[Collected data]
• • • • • • •
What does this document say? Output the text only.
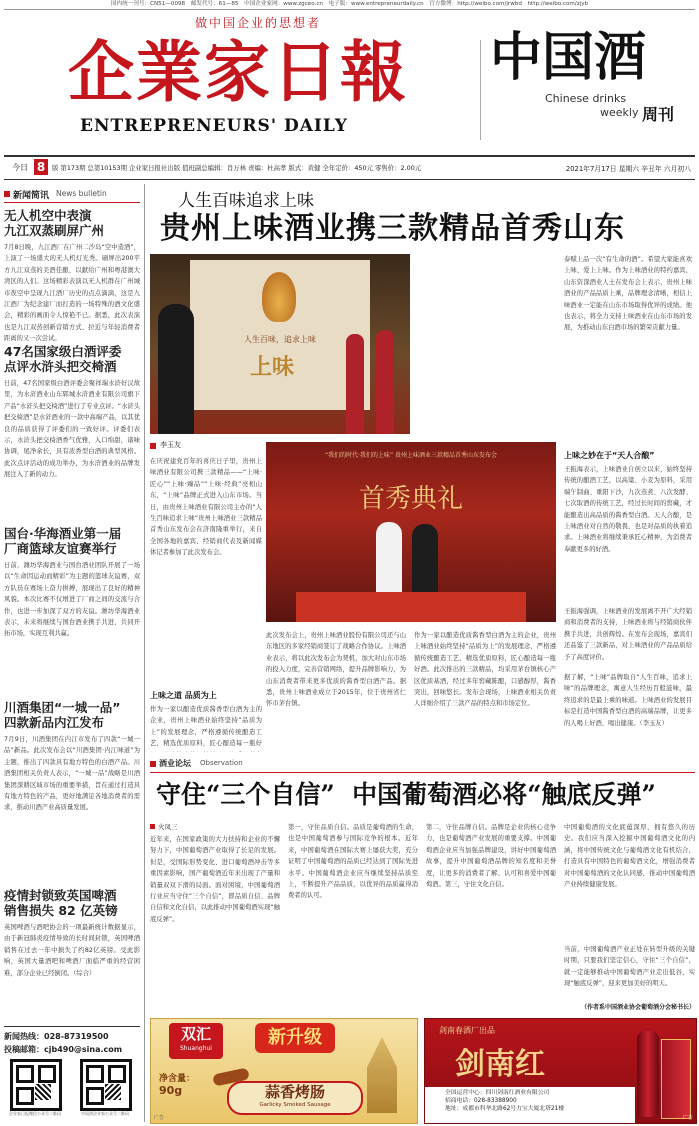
国内统一刊号：CN51—0098　邮发代号：61—85　中国企业家网：www.zgceo.cn　电子版：www.entrepreneurdaily.cn　官方微博：http://weibo.com/jrwbd　http://weibo.com/zjyb
做中国企业的思想者
企業家日報
ENTREPRENEURS' DAILY
中国酒
Chinese drinks
weekly 周刊
今日 8	版 第173期 总第10153期 企业家日报社出版 值班副总编辑：肖万林 责编：杜高孝 版式：黄健 全年定价：450元 零售价：2.00元	2021年7月17日 星期六 辛丑年 六月初八
新闻简讯 News bulletin
无人机空中表演
九江双蒸刷屏广州
7月8日晚，九江酒厂在广州二沙岛“空中造酒”，上演了一场盛大的无人机灯光秀。刷屏出200平方九江双蒸的美酒佳酿，以献给广州和粤港澳大湾区的人们。这场精彩表演以无人机群在广州城市夜空中呈现九江酒厂历史的点点滴滴，这是九江酒厂为纪念建厂而打造的一场特殊的酒文化盛会，精彩的画面令人惊艳不已。据悉，此次表演也是九江双蒸创新营销方式、拉近与年轻消费者距离的又一次尝试。
47名国家级白酒评委
点评水浒头把交椅酒
日前，47名国家级白酒评委会聚祥瑞水浒好汉故里，为水浒酒业山东郓城水浒酒业有限公司旗下产品“水浒头把交椅酒”进行了专业点评。“水浒头把交椅酒”是水浒酒业的一款中高端产品，以其优良的品质获得了评委们的一致好评。评委们表示，水浒头把交椅酒香气优雅，入口绵甜，诸味协调，尾净余长，具有浓香型白酒的典型风格。此次点评活动的成功举办，为水浒酒业的品牌发展注入了新的动力。
国台·华海酒业第一届
厂商篮球友谊赛举行
日前，潍坊华海酒业与国台酒业团队开展了一场以“生命因运动而精彩”为主题的篮球友谊赛，双方队员在赛场上奋力拼搏，展现出了良好的精神风貌。本次比赛不仅增进了厂商之间的交流与合作，也进一步加深了双方的友谊。潍坊华海酒业表示，未来将继续与国台酒业携手共进，共同开拓市场，实现互利共赢。
川酒集团“一城一品”
四款新品内江发布
7月9日，川酒集团在内江市发布了四款“一城一品”新品。此次发布会以“川酒集团·内江味道”为主题，推出了四款具有地方特色的白酒产品。川酒集团相关负责人表示，“一城一品”战略是川酒集团深耕区域市场的重要举措，旨在通过打造具有地方特色的产品，更好地满足各地消费者的需求，推动川酒产业高质量发展。
疫情封锁致英国啤酒
销售损失 82 亿英镑
英国啤酒与酒吧协会的一项最新统计数据显示，由于新冠肺炎疫情导致的长时间封锁，英国啤酒销售在过去一年中损失了约82亿英镑。受此影响，英国大量酒吧和啤酒厂面临严重的经营困难，部分企业已经倒闭。（综合）
新闻热线：028-87319500
投稿邮箱：cjb490@sina.com
企业家日报微信公众号二维码	中国酒企业家公众号二维码
人生百味追求上味
贵州上味酒业携三款精品首秀山东
人生百味，追求上味
上味
“我们的时代·我们的上味” 贵州上味酒业三款精品首秀山东发布会
首秀典礼
李玉友
在庆祝建党百年的喜庆日子里，贵州上味酒业有限公司携三款精品——“上味·匠心”“上味·臻品”“上味·经典”亮相山东，“上味”品牌正式进入山东市场。当日，由贵州上味酒业有限公司主办的“人生百味追求上味”贵州上味酒业三款精品首秀山东发布会在济南隆重举行，来自全国各地的嘉宾、经销商代表及新闻媒体记者参加了此次发布会。
上味之道 品质为上
作为一家以酿造优质酱香型白酒为主的企业，贵州上味酒业始终坚持“品质为上”的发展理念，严格遵循传统酿造工艺，精选优质原料，匠心酿造每一瓶好
此次发布会上，贵州上味酒业股份有限公司还与山东地区的多家经销商签订了战略合作协议。上味酒业表示，将以此次发布会为契机，加大对山东市场的投入力度，完善营销网络，提升品牌影响力，为山东消费者带来更多优质的酱香型白酒产品。据悉，贵州上味酒业成立于2015年，位于贵州省仁怀市茅台镇。
作为一家以酿造优质酱香型白酒为主的企业，贵州上味酒业始终坚持“品质为上”的发展理念，严格遵循传统酿造工艺，精选优质原料，匠心酿造每一瓶好酒。此次推出的三款精品，均采用茅台镇核心产区优质基酒，经过多年窖藏陈酿，口感醇厚，酱香突出，回味悠长。发布会现场，上味酒业相关负责人详细介绍了三款产品的特点和市场定位。
泰赋上品一次“有生命的酒”。希望大家能喜欢上味、爱上上味。作为上味酒业的特约嘉宾，山东资深酒业人士在发布会上表示，贵州上味酒业的产品品质上乘，品牌理念清晰，相信上味酒业一定能在山东市场取得优异的成绩。他也表示，将全力支持上味酒业在山东市场的发展，为推动山东白酒市场的繁荣贡献力量。
上味之妙在于“天人合酿”
王振海表示，上味酒业自创立以来，始终坚持传统的酿酒工艺，以高粱、小麦为原料，采用端午制曲、重阳下沙，九次蒸煮、八次发酵、七次取酒的传统工艺，经过长时间的窖藏，才能酿造出高品质的酱香型白酒。天人合酿，是上味酒业对自然的敬畏，也是对品质的执着追求。上味酒业将继续秉承匠心精神，为消费者奉献更多的好酒。
王振海强调，上味酒业的发展离不开广大经销商和消费者的支持，上味酒业将与经销商伙伴携手共进，共创辉煌。在发布会现场，嘉宾们还品鉴了三款新品，对上味酒业的产品品质给予了高度评价。
据了解，“上味”品牌取自“人生百味，追求上味”的品牌理念，寓意人生经历百般滋味，最终追求的是最上乘的味道。上味酒业的发展目标是打造中国酱香型白酒的高端品牌，让更多的人喝上好酒、喝出健康。（李玉友）
酒业论坛 Observation
守住“三个自信”  中国葡萄酒必将“触底反弹”
火凤三
近年来，在国家政策的大力扶持和企业的不懈努力下，中国葡萄酒产业取得了长足的发展。但是，受国际形势变化、进口葡萄酒冲击等多重因素影响，国产葡萄酒近年来出现了产量和销量双双下滑的局面。面对困境，中国葡萄酒行业应当守住“三个自信”，即品质自信、品牌自信和文化自信，以此推动中国葡萄酒实现“触底反弹”。
第一，守住品质自信。品质是葡萄酒的生命，也是中国葡萄酒参与国际竞争的根本。近年来，中国葡萄酒在国际大赛上屡获大奖，充分证明了中国葡萄酒的品质已经达到了国际先进水平。中国葡萄酒企业应当继续坚持品质至上，不断提升产品品质，以优异的品质赢得消费者的认可。
第二，守住品牌自信。品牌是企业的核心竞争力，也是葡萄酒产业发展的重要支撑。中国葡萄酒企业应当加强品牌建设，讲好中国葡萄酒故事，提升中国葡萄酒品牌的知名度和美誉度，让更多的消费者了解、认可和喜爱中国葡萄酒。第三，守住文化自信。
中国葡萄酒的文化底蕴深厚，拥有悠久的历史。我们应当深入挖掘中国葡萄酒文化的内涵，将中国传统文化与葡萄酒文化有机结合，打造具有中国特色的葡萄酒文化，增强消费者对中国葡萄酒的文化认同感，推动中国葡萄酒产业持续健康发展。
当前，中国葡萄酒产业正处在转型升级的关键时期，只要我们坚定信心，守住“三个自信”，就一定能够推动中国葡萄酒产业走出低谷，实现“触底反弹”，迎来更加美好的明天。
（作者系中国酒业协会葡萄酒分会秘书长）
双汇
Shuanghui
新升级
净含量：
90g	蒜香烤肠
Garlicky Smoked Sausage
广告
剑南春酒厂出品
剑南红
全国运营中心：四川剑南红酒业有限公司
招商电话：028-83388900
地址：成都市科华北路62号力宝大厦北塔21楼
广告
• • • • • • •
Reproduce the listing exactly. Leave its pictures out.

Output of the exercise:
What does this document say? Output the text only.
国内统一刊号：CN51—0098　邮发代号：61—85　中国企业家网：www.zgceo.cn　电子版：www.entrepreneurdaily.cn　官方微博：http://weibo.com/jrwbd　http://weibo.com/zjyb
做中国企业的思想者
企業家日報
ENTREPRENEURS' DAILY
中国酒
Chinese drinks
weekly 周刊
今日 8	版 第173期 总第10153期 企业家日报社出版 值班副总编辑：肖万林 责编：杜高孝 版式：黄健 全年定价：450元 零售价：2.00元	2021年7月17日 星期六 辛丑年 六月初八
新闻简讯 News bulletin
无人机空中表演
九江双蒸刷屏广州
7月8日晚，九江酒厂在广州二沙岛“空中造酒”，上演了一场盛大的无人机灯光秀。刷屏出200平方九江双蒸的美酒佳酿，以献给广州和粤港澳大湾区的人们。这场精彩表演以无人机群在广州城市夜空中呈现九江酒厂历史的点点滴滴，这是九江酒厂为纪念建厂而打造的一场特殊的酒文化盛会，精彩的画面令人惊艳不已。据悉，此次表演也是九江双蒸创新营销方式、拉近与年轻消费者距离的又一次尝试。
47名国家级白酒评委
点评水浒头把交椅酒
日前，47名国家级白酒评委会聚祥瑞水浒好汉故里，为水浒酒业山东郓城水浒酒业有限公司旗下产品“水浒头把交椅酒”进行了专业点评。“水浒头把交椅酒”是水浒酒业的一款中高端产品，以其优良的品质获得了评委们的一致好评。评委们表示，水浒头把交椅酒香气优雅，入口绵甜，诸味协调，尾净余长，具有浓香型白酒的典型风格。此次点评活动的成功举办，为水浒酒业的品牌发展注入了新的动力。
国台·华海酒业第一届
厂商篮球友谊赛举行
日前，潍坊华海酒业与国台酒业团队开展了一场以“生命因运动而精彩”为主题的篮球友谊赛，双方队员在赛场上奋力拼搏，展现出了良好的精神风貌。本次比赛不仅增进了厂商之间的交流与合作，也进一步加深了双方的友谊。潍坊华海酒业表示，未来将继续与国台酒业携手共进，共同开拓市场，实现互利共赢。
川酒集团“一城一品”
四款新品内江发布
7月9日，川酒集团在内江市发布了四款“一城一品”新品。此次发布会以“川酒集团·内江味道”为主题，推出了四款具有地方特色的白酒产品。川酒集团相关负责人表示，“一城一品”战略是川酒集团深耕区域市场的重要举措，旨在通过打造具有地方特色的产品，更好地满足各地消费者的需求，推动川酒产业高质量发展。
疫情封锁致英国啤酒
销售损失 82 亿英镑
英国啤酒与酒吧协会的一项最新统计数据显示，由于新冠肺炎疫情导致的长时间封锁，英国啤酒销售在过去一年中损失了约82亿英镑。受此影响，英国大量酒吧和啤酒厂面临严重的经营困难，部分企业已经倒闭。（综合）
新闻热线：028-87319500
投稿邮箱：cjb490@sina.com
企业家日报微信公众号二维码	中国酒企业家公众号二维码
人生百味追求上味
贵州上味酒业携三款精品首秀山东
人生百味，追求上味
上味
“我们的时代·我们的上味” 贵州上味酒业三款精品首秀山东发布会
首秀典礼
李玉友
在庆祝建党百年的喜庆日子里，贵州上味酒业有限公司携三款精品——“上味·匠心”“上味·臻品”“上味·经典”亮相山东，“上味”品牌正式进入山东市场。当日，由贵州上味酒业有限公司主办的“人生百味追求上味”贵州上味酒业三款精品首秀山东发布会在济南隆重举行，来自全国各地的嘉宾、经销商代表及新闻媒体记者参加了此次发布会。
上味之道 品质为上
作为一家以酿造优质酱香型白酒为主的企业，贵州上味酒业始终坚持“品质为上”的发展理念，严格遵循传统酿造工艺，精选优质原料，匠心酿造每一瓶好
此次发布会上，贵州上味酒业股份有限公司还与山东地区的多家经销商签订了战略合作协议。上味酒业表示，将以此次发布会为契机，加大对山东市场的投入力度，完善营销网络，提升品牌影响力，为山东消费者带来更多优质的酱香型白酒产品。据悉，贵州上味酒业成立于2015年，位于贵州省仁怀市茅台镇。
作为一家以酿造优质酱香型白酒为主的企业，贵州上味酒业始终坚持“品质为上”的发展理念，严格遵循传统酿造工艺，精选优质原料，匠心酿造每一瓶好酒。此次推出的三款精品，均采用茅台镇核心产区优质基酒，经过多年窖藏陈酿，口感醇厚，酱香突出，回味悠长。发布会现场，上味酒业相关负责人详细介绍了三款产品的特点和市场定位。
泰赋上品一次“有生命的酒”。希望大家能喜欢上味、爱上上味。作为上味酒业的特约嘉宾，山东资深酒业人士在发布会上表示，贵州上味酒业的产品品质上乘，品牌理念清晰，相信上味酒业一定能在山东市场取得优异的成绩。他也表示，将全力支持上味酒业在山东市场的发展，为推动山东白酒市场的繁荣贡献力量。
上味之妙在于“天人合酿”
王振海表示，上味酒业自创立以来，始终坚持传统的酿酒工艺，以高粱、小麦为原料，采用端午制曲、重阳下沙，九次蒸煮、八次发酵、七次取酒的传统工艺，经过长时间的窖藏，才能酿造出高品质的酱香型白酒。天人合酿，是上味酒业对自然的敬畏，也是对品质的执着追求。上味酒业将继续秉承匠心精神，为消费者奉献更多的好酒。
王振海强调，上味酒业的发展离不开广大经销商和消费者的支持，上味酒业将与经销商伙伴携手共进，共创辉煌。在发布会现场，嘉宾们还品鉴了三款新品，对上味酒业的产品品质给予了高度评价。
据了解，“上味”品牌取自“人生百味，追求上味”的品牌理念，寓意人生经历百般滋味，最终追求的是最上乘的味道。上味酒业的发展目标是打造中国酱香型白酒的高端品牌，让更多的人喝上好酒、喝出健康。（李玉友）
酒业论坛 Observation
守住“三个自信”  中国葡萄酒必将“触底反弹”
火凤三
近年来，在国家政策的大力扶持和企业的不懈努力下，中国葡萄酒产业取得了长足的发展。但是，受国际形势变化、进口葡萄酒冲击等多重因素影响，国产葡萄酒近年来出现了产量和销量双双下滑的局面。面对困境，中国葡萄酒行业应当守住“三个自信”，即品质自信、品牌自信和文化自信，以此推动中国葡萄酒实现“触底反弹”。
第一，守住品质自信。品质是葡萄酒的生命，也是中国葡萄酒参与国际竞争的根本。近年来，中国葡萄酒在国际大赛上屡获大奖，充分证明了中国葡萄酒的品质已经达到了国际先进水平。中国葡萄酒企业应当继续坚持品质至上，不断提升产品品质，以优异的品质赢得消费者的认可。
第二，守住品牌自信。品牌是企业的核心竞争力，也是葡萄酒产业发展的重要支撑。中国葡萄酒企业应当加强品牌建设，讲好中国葡萄酒故事，提升中国葡萄酒品牌的知名度和美誉度，让更多的消费者了解、认可和喜爱中国葡萄酒。第三，守住文化自信。
中国葡萄酒的文化底蕴深厚，拥有悠久的历史。我们应当深入挖掘中国葡萄酒文化的内涵，将中国传统文化与葡萄酒文化有机结合，打造具有中国特色的葡萄酒文化，增强消费者对中国葡萄酒的文化认同感，推动中国葡萄酒产业持续健康发展。
当前，中国葡萄酒产业正处在转型升级的关键时期，只要我们坚定信心，守住“三个自信”，就一定能够推动中国葡萄酒产业走出低谷，实现“触底反弹”，迎来更加美好的明天。
（作者系中国酒业协会葡萄酒分会秘书长）
双汇
Shuanghui
新升级
净含量：
90g	蒜香烤肠
Garlicky Smoked Sausage
广告
剑南春酒厂出品
剑南红
全国运营中心：四川剑南红酒业有限公司
招商电话：028-83388900
地址：成都市科华北路62号力宝大厦北塔21楼
广告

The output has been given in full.